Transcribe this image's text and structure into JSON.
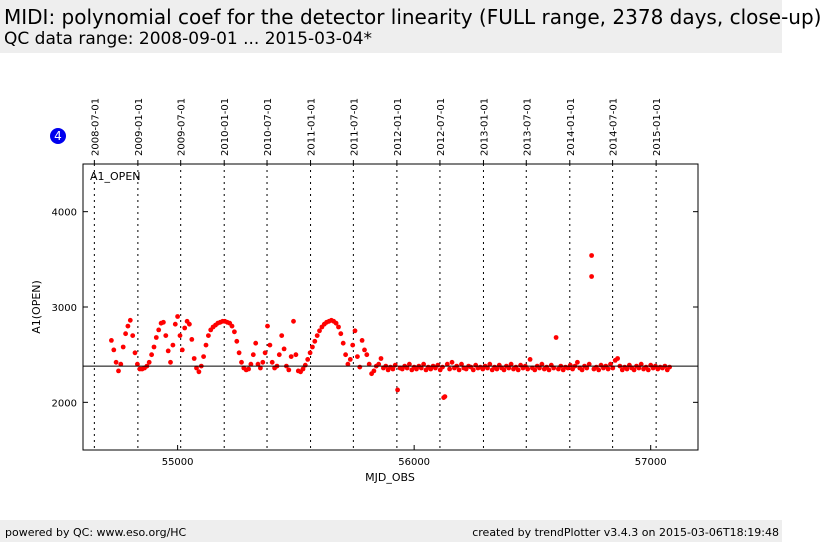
{
  "header": {
    "title": "MIDI: polynomial coef for the detector linearity (FULL range, 2378 days, close-up)",
    "subtitle": "QC data range: 2008-09-01 ... 2015-03-04*"
  },
  "badge": {
    "value": "4",
    "color": "#0000ee"
  },
  "footer": {
    "left": "powered by QC: www.eso.org/HC",
    "right": "created by trendPlotter v3.4.3 on 2015-03-06T18:19:48"
  },
  "colors": {
    "points": "#ff0000",
    "reference_line": "#000000"
  },
  "chart_data": {
    "type": "scatter",
    "panel_label": "A1_OPEN",
    "xlabel": "MJD_OBS",
    "ylabel": "A1(OPEN)",
    "xlim": [
      54600,
      57200
    ],
    "ylim": [
      1500,
      4500
    ],
    "xticks": [
      55000,
      56000,
      57000
    ],
    "yticks": [
      2000,
      3000,
      4000
    ],
    "reference_line": 2380,
    "date_ticks": [
      {
        "label": "2008-07-01",
        "mjd": 54648
      },
      {
        "label": "2009-01-01",
        "mjd": 54832
      },
      {
        "label": "2009-07-01",
        "mjd": 55013
      },
      {
        "label": "2010-01-01",
        "mjd": 55197
      },
      {
        "label": "2010-07-01",
        "mjd": 55378
      },
      {
        "label": "2011-01-01",
        "mjd": 55562
      },
      {
        "label": "2011-07-01",
        "mjd": 55743
      },
      {
        "label": "2012-01-01",
        "mjd": 55927
      },
      {
        "label": "2012-07-01",
        "mjd": 56109
      },
      {
        "label": "2013-01-01",
        "mjd": 56293
      },
      {
        "label": "2013-07-01",
        "mjd": 56474
      },
      {
        "label": "2014-01-01",
        "mjd": 56658
      },
      {
        "label": "2014-07-01",
        "mjd": 56839
      },
      {
        "label": "2015-01-01",
        "mjd": 57023
      }
    ],
    "series": [
      {
        "name": "A1_OPEN",
        "points": [
          [
            54720,
            2650
          ],
          [
            54730,
            2550
          ],
          [
            54740,
            2420
          ],
          [
            54750,
            2330
          ],
          [
            54760,
            2400
          ],
          [
            54770,
            2580
          ],
          [
            54780,
            2720
          ],
          [
            54790,
            2800
          ],
          [
            54800,
            2860
          ],
          [
            54810,
            2700
          ],
          [
            54820,
            2520
          ],
          [
            54830,
            2400
          ],
          [
            54840,
            2350
          ],
          [
            54850,
            2350
          ],
          [
            54860,
            2360
          ],
          [
            54870,
            2380
          ],
          [
            54880,
            2420
          ],
          [
            54890,
            2500
          ],
          [
            54900,
            2580
          ],
          [
            54910,
            2680
          ],
          [
            54920,
            2760
          ],
          [
            54930,
            2830
          ],
          [
            54940,
            2840
          ],
          [
            54950,
            2700
          ],
          [
            54960,
            2540
          ],
          [
            54970,
            2420
          ],
          [
            54980,
            2600
          ],
          [
            54990,
            2820
          ],
          [
            55000,
            2900
          ],
          [
            55010,
            2700
          ],
          [
            55020,
            2550
          ],
          [
            55030,
            2780
          ],
          [
            55040,
            2850
          ],
          [
            55050,
            2820
          ],
          [
            55060,
            2660
          ],
          [
            55070,
            2460
          ],
          [
            55080,
            2360
          ],
          [
            55090,
            2320
          ],
          [
            55100,
            2380
          ],
          [
            55110,
            2480
          ],
          [
            55120,
            2600
          ],
          [
            55130,
            2700
          ],
          [
            55140,
            2760
          ],
          [
            55150,
            2790
          ],
          [
            55160,
            2810
          ],
          [
            55170,
            2830
          ],
          [
            55180,
            2840
          ],
          [
            55190,
            2850
          ],
          [
            55200,
            2850
          ],
          [
            55210,
            2840
          ],
          [
            55220,
            2830
          ],
          [
            55230,
            2800
          ],
          [
            55240,
            2740
          ],
          [
            55250,
            2640
          ],
          [
            55260,
            2520
          ],
          [
            55270,
            2420
          ],
          [
            55280,
            2360
          ],
          [
            55290,
            2340
          ],
          [
            55300,
            2350
          ],
          [
            55310,
            2400
          ],
          [
            55320,
            2500
          ],
          [
            55330,
            2620
          ],
          [
            55340,
            2400
          ],
          [
            55350,
            2360
          ],
          [
            55360,
            2420
          ],
          [
            55370,
            2520
          ],
          [
            55380,
            2800
          ],
          [
            55390,
            2600
          ],
          [
            55400,
            2420
          ],
          [
            55410,
            2360
          ],
          [
            55420,
            2380
          ],
          [
            55430,
            2500
          ],
          [
            55440,
            2700
          ],
          [
            55450,
            2560
          ],
          [
            55460,
            2380
          ],
          [
            55470,
            2340
          ],
          [
            55480,
            2480
          ],
          [
            55490,
            2850
          ],
          [
            55500,
            2500
          ],
          [
            55510,
            2330
          ],
          [
            55520,
            2320
          ],
          [
            55530,
            2350
          ],
          [
            55540,
            2390
          ],
          [
            55550,
            2450
          ],
          [
            55560,
            2520
          ],
          [
            55570,
            2580
          ],
          [
            55580,
            2640
          ],
          [
            55590,
            2700
          ],
          [
            55600,
            2750
          ],
          [
            55610,
            2790
          ],
          [
            55620,
            2820
          ],
          [
            55630,
            2840
          ],
          [
            55640,
            2850
          ],
          [
            55650,
            2860
          ],
          [
            55660,
            2850
          ],
          [
            55670,
            2830
          ],
          [
            55680,
            2790
          ],
          [
            55690,
            2720
          ],
          [
            55700,
            2620
          ],
          [
            55710,
            2500
          ],
          [
            55720,
            2400
          ],
          [
            55730,
            2450
          ],
          [
            55740,
            2600
          ],
          [
            55750,
            2750
          ],
          [
            55760,
            2480
          ],
          [
            55770,
            2370
          ],
          [
            55780,
            2650
          ],
          [
            55790,
            2550
          ],
          [
            55800,
            2500
          ],
          [
            55810,
            2400
          ],
          [
            55820,
            2300
          ],
          [
            55830,
            2330
          ],
          [
            55840,
            2380
          ],
          [
            55850,
            2400
          ],
          [
            55860,
            2460
          ],
          [
            55870,
            2360
          ],
          [
            55880,
            2380
          ],
          [
            55890,
            2340
          ],
          [
            55900,
            2370
          ],
          [
            55910,
            2350
          ],
          [
            55920,
            2390
          ],
          [
            55930,
            2130
          ],
          [
            55940,
            2360
          ],
          [
            55950,
            2350
          ],
          [
            55960,
            2380
          ],
          [
            55970,
            2360
          ],
          [
            55980,
            2400
          ],
          [
            55990,
            2340
          ],
          [
            56000,
            2370
          ],
          [
            56010,
            2350
          ],
          [
            56020,
            2380
          ],
          [
            56030,
            2360
          ],
          [
            56040,
            2400
          ],
          [
            56050,
            2340
          ],
          [
            56060,
            2370
          ],
          [
            56070,
            2350
          ],
          [
            56080,
            2380
          ],
          [
            56090,
            2360
          ],
          [
            56100,
            2390
          ],
          [
            56110,
            2340
          ],
          [
            56120,
            2370
          ],
          [
            56125,
            2050
          ],
          [
            56130,
            2060
          ],
          [
            56140,
            2400
          ],
          [
            56150,
            2350
          ],
          [
            56160,
            2420
          ],
          [
            56170,
            2360
          ],
          [
            56180,
            2380
          ],
          [
            56190,
            2340
          ],
          [
            56200,
            2400
          ],
          [
            56210,
            2360
          ],
          [
            56220,
            2350
          ],
          [
            56230,
            2380
          ],
          [
            56240,
            2370
          ],
          [
            56250,
            2340
          ],
          [
            56260,
            2390
          ],
          [
            56270,
            2360
          ],
          [
            56280,
            2370
          ],
          [
            56290,
            2350
          ],
          [
            56300,
            2380
          ],
          [
            56310,
            2360
          ],
          [
            56320,
            2400
          ],
          [
            56330,
            2340
          ],
          [
            56340,
            2370
          ],
          [
            56350,
            2350
          ],
          [
            56360,
            2390
          ],
          [
            56370,
            2360
          ],
          [
            56380,
            2340
          ],
          [
            56390,
            2380
          ],
          [
            56400,
            2360
          ],
          [
            56410,
            2400
          ],
          [
            56420,
            2350
          ],
          [
            56430,
            2370
          ],
          [
            56440,
            2340
          ],
          [
            56450,
            2390
          ],
          [
            56460,
            2360
          ],
          [
            56470,
            2380
          ],
          [
            56480,
            2350
          ],
          [
            56490,
            2450
          ],
          [
            56500,
            2360
          ],
          [
            56510,
            2340
          ],
          [
            56520,
            2380
          ],
          [
            56530,
            2360
          ],
          [
            56540,
            2400
          ],
          [
            56550,
            2350
          ],
          [
            56560,
            2370
          ],
          [
            56570,
            2340
          ],
          [
            56580,
            2390
          ],
          [
            56590,
            2360
          ],
          [
            56600,
            2680
          ],
          [
            56610,
            2350
          ],
          [
            56620,
            2380
          ],
          [
            56630,
            2340
          ],
          [
            56640,
            2370
          ],
          [
            56650,
            2360
          ],
          [
            56660,
            2390
          ],
          [
            56670,
            2350
          ],
          [
            56680,
            2380
          ],
          [
            56690,
            2420
          ],
          [
            56700,
            2360
          ],
          [
            56710,
            2340
          ],
          [
            56720,
            2380
          ],
          [
            56730,
            2360
          ],
          [
            56740,
            2400
          ],
          [
            56750,
            3540
          ],
          [
            56750,
            3320
          ],
          [
            56760,
            2350
          ],
          [
            56770,
            2370
          ],
          [
            56780,
            2340
          ],
          [
            56790,
            2390
          ],
          [
            56800,
            2360
          ],
          [
            56810,
            2380
          ],
          [
            56820,
            2350
          ],
          [
            56830,
            2400
          ],
          [
            56840,
            2360
          ],
          [
            56850,
            2440
          ],
          [
            56860,
            2460
          ],
          [
            56870,
            2380
          ],
          [
            56880,
            2340
          ],
          [
            56890,
            2370
          ],
          [
            56900,
            2350
          ],
          [
            56910,
            2390
          ],
          [
            56920,
            2360
          ],
          [
            56930,
            2340
          ],
          [
            56940,
            2380
          ],
          [
            56950,
            2360
          ],
          [
            56960,
            2400
          ],
          [
            56970,
            2350
          ],
          [
            56980,
            2370
          ],
          [
            56990,
            2340
          ],
          [
            57000,
            2390
          ],
          [
            57010,
            2360
          ],
          [
            57020,
            2380
          ],
          [
            57030,
            2350
          ],
          [
            57040,
            2370
          ],
          [
            57050,
            2360
          ],
          [
            57060,
            2380
          ],
          [
            57070,
            2340
          ],
          [
            57080,
            2370
          ]
        ]
      }
    ]
  }
}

**********

§ **The request**
Show every line above in which the word "range" occurs.

§ **Solution for this task**
    "title": "MIDI: polynomial coef for the detector linearity (FULL range, 2378 days, close-up)",
    "subtitle": "QC data range: 2008-09-01 ... 2015-03-04*"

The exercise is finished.